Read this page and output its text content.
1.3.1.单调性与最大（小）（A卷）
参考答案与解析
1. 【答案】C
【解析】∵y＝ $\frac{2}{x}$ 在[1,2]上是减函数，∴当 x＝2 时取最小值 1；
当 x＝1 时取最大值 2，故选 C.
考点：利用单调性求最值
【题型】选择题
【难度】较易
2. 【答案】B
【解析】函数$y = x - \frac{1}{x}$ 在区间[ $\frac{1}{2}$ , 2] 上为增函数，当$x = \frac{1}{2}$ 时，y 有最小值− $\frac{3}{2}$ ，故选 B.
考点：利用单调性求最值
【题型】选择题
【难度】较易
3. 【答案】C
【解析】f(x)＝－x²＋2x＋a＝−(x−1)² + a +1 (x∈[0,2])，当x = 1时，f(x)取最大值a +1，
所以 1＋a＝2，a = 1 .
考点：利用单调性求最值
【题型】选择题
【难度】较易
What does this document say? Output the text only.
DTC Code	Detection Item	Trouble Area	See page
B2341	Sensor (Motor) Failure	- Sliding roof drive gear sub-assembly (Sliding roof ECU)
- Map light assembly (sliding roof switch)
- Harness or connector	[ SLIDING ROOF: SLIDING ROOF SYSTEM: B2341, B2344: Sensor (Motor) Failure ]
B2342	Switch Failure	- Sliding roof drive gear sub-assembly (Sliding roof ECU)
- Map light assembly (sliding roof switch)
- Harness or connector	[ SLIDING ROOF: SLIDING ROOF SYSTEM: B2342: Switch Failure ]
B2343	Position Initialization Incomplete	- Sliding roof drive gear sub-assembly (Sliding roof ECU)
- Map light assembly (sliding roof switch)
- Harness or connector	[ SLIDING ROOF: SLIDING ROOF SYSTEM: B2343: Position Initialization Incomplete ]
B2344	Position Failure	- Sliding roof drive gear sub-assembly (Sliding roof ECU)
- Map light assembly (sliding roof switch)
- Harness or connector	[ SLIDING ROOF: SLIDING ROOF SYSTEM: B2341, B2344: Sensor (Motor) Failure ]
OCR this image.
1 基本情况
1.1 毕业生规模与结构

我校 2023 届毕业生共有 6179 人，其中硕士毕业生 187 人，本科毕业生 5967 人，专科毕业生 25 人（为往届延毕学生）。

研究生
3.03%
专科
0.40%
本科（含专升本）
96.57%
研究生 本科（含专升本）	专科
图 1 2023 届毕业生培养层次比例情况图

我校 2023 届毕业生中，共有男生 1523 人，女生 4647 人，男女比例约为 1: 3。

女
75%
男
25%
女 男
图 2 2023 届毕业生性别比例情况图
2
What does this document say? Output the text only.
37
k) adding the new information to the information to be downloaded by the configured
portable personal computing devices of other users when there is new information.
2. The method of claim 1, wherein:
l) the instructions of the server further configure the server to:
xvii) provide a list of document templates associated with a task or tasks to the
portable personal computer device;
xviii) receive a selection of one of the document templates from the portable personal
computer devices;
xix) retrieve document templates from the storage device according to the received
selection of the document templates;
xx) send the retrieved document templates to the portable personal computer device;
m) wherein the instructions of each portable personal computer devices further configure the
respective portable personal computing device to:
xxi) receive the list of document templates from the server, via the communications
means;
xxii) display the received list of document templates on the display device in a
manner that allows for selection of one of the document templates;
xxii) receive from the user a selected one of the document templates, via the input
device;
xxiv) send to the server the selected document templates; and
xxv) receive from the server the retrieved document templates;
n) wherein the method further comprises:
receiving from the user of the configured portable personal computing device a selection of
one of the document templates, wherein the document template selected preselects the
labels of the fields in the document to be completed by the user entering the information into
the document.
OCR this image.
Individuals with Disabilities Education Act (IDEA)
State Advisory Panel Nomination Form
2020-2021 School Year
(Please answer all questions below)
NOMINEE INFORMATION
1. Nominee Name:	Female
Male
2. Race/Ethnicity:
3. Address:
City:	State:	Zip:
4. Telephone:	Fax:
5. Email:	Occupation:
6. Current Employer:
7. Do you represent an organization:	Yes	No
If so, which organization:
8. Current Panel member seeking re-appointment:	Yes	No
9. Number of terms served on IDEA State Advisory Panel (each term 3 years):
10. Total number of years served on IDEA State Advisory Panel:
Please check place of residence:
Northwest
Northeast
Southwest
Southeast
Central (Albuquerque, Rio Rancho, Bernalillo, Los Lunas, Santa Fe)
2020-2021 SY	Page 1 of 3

* _SHORT PROBLEM_: Write each line above out exactly.

* _RESPONSE FOR THIS EXERCISE_:
Read this page and output its text content.
1.3.1.单调性与最大（小）（A卷）
参考答案与解析
1. 【答案】C
【解析】∵y＝ $\frac{2}{x}$ 在[1,2]上是减函数，∴当 x＝2 时取最小值 1；
当 x＝1 时取最大值 2，故选 C.
考点：利用单调性求最值
【题型】选择题
【难度】较易
2. 【答案】B
【解析】函数$y = x - \frac{1}{x}$ 在区间[ $\frac{1}{2}$ , 2] 上为增函数，当$x = \frac{1}{2}$ 时，y 有最小值− $\frac{3}{2}$ ，故选 B.
考点：利用单调性求最值
【题型】选择题
【难度】较易
3. 【答案】C
【解析】f(x)＝－x²＋2x＋a＝−(x−1)² + a +1 (x∈[0,2])，当x = 1时，f(x)取最大值a +1，
所以 1＋a＝2，a = 1 .
考点：利用单调性求最值
【题型】选择题
【难度】较易
What does this document say? Output the text only.
DTC Code	Detection Item	Trouble Area	See page
B2341	Sensor (Motor) Failure	- Sliding roof drive gear sub-assembly (Sliding roof ECU)
- Map light assembly (sliding roof switch)
- Harness or connector	[ SLIDING ROOF: SLIDING ROOF SYSTEM: B2341, B2344: Sensor (Motor) Failure ]
B2342	Switch Failure	- Sliding roof drive gear sub-assembly (Sliding roof ECU)
- Map light assembly (sliding roof switch)
- Harness or connector	[ SLIDING ROOF: SLIDING ROOF SYSTEM: B2342: Switch Failure ]
B2343	Position Initialization Incomplete	- Sliding roof drive gear sub-assembly (Sliding roof ECU)
- Map light assembly (sliding roof switch)
- Harness or connector	[ SLIDING ROOF: SLIDING ROOF SYSTEM: B2343: Position Initialization Incomplete ]
B2344	Position Failure	- Sliding roof drive gear sub-assembly (Sliding roof ECU)
- Map light assembly (sliding roof switch)
- Harness or connector	[ SLIDING ROOF: SLIDING ROOF SYSTEM: B2341, B2344: Sensor (Motor) Failure ]
OCR this image.
1 基本情况
1.1 毕业生规模与结构

我校 2023 届毕业生共有 6179 人，其中硕士毕业生 187 人，本科毕业生 5967 人，专科毕业生 25 人（为往届延毕学生）。

研究生
3.03%
专科
0.40%
本科（含专升本）
96.57%
研究生 本科（含专升本）	专科
图 1 2023 届毕业生培养层次比例情况图

我校 2023 届毕业生中，共有男生 1523 人，女生 4647 人，男女比例约为 1: 3。

女
75%
男
25%
女 男
图 2 2023 届毕业生性别比例情况图
2
What does this document say? Output the text only.
37
k) adding the new information to the information to be downloaded by the configured
portable personal computing devices of other users when there is new information.
2. The method of claim 1, wherein:
l) the instructions of the server further configure the server to:
xvii) provide a list of document templates associated with a task or tasks to the
portable personal computer device;
xviii) receive a selection of one of the document templates from the portable personal
computer devices;
xix) retrieve document templates from the storage device according to the received
selection of the document templates;
xx) send the retrieved document templates to the portable personal computer device;
m) wherein the instructions of each portable personal computer devices further configure the
respective portable personal computing device to:
xxi) receive the list of document templates from the server, via the communications
means;
xxii) display the received list of document templates on the display device in a
manner that allows for selection of one of the document templates;
xxii) receive from the user a selected one of the document templates, via the input
device;
xxiv) send to the server the selected document templates; and
xxv) receive from the server the retrieved document templates;
n) wherein the method further comprises:
receiving from the user of the configured portable personal computing device a selection of
one of the document templates, wherein the document template selected preselects the
labels of the fields in the document to be completed by the user entering the information into
the document.
OCR this image.
Individuals with Disabilities Education Act (IDEA)
State Advisory Panel Nomination Form
2020-2021 School Year
(Please answer all questions below)
NOMINEE INFORMATION
1. Nominee Name:	Female
Male
2. Race/Ethnicity:
3. Address:
City:	State:	Zip:
4. Telephone:	Fax:
5. Email:	Occupation:
6. Current Employer:
7. Do you represent an organization:	Yes	No
If so, which organization:
8. Current Panel member seeking re-appointment:	Yes	No
9. Number of terms served on IDEA State Advisory Panel (each term 3 years):
10. Total number of years served on IDEA State Advisory Panel:
Please check place of residence:
Northwest
Northeast
Southwest
Southeast
Central (Albuquerque, Rio Rancho, Bernalillo, Los Lunas, Santa Fe)
2020-2021 SY	Page 1 of 3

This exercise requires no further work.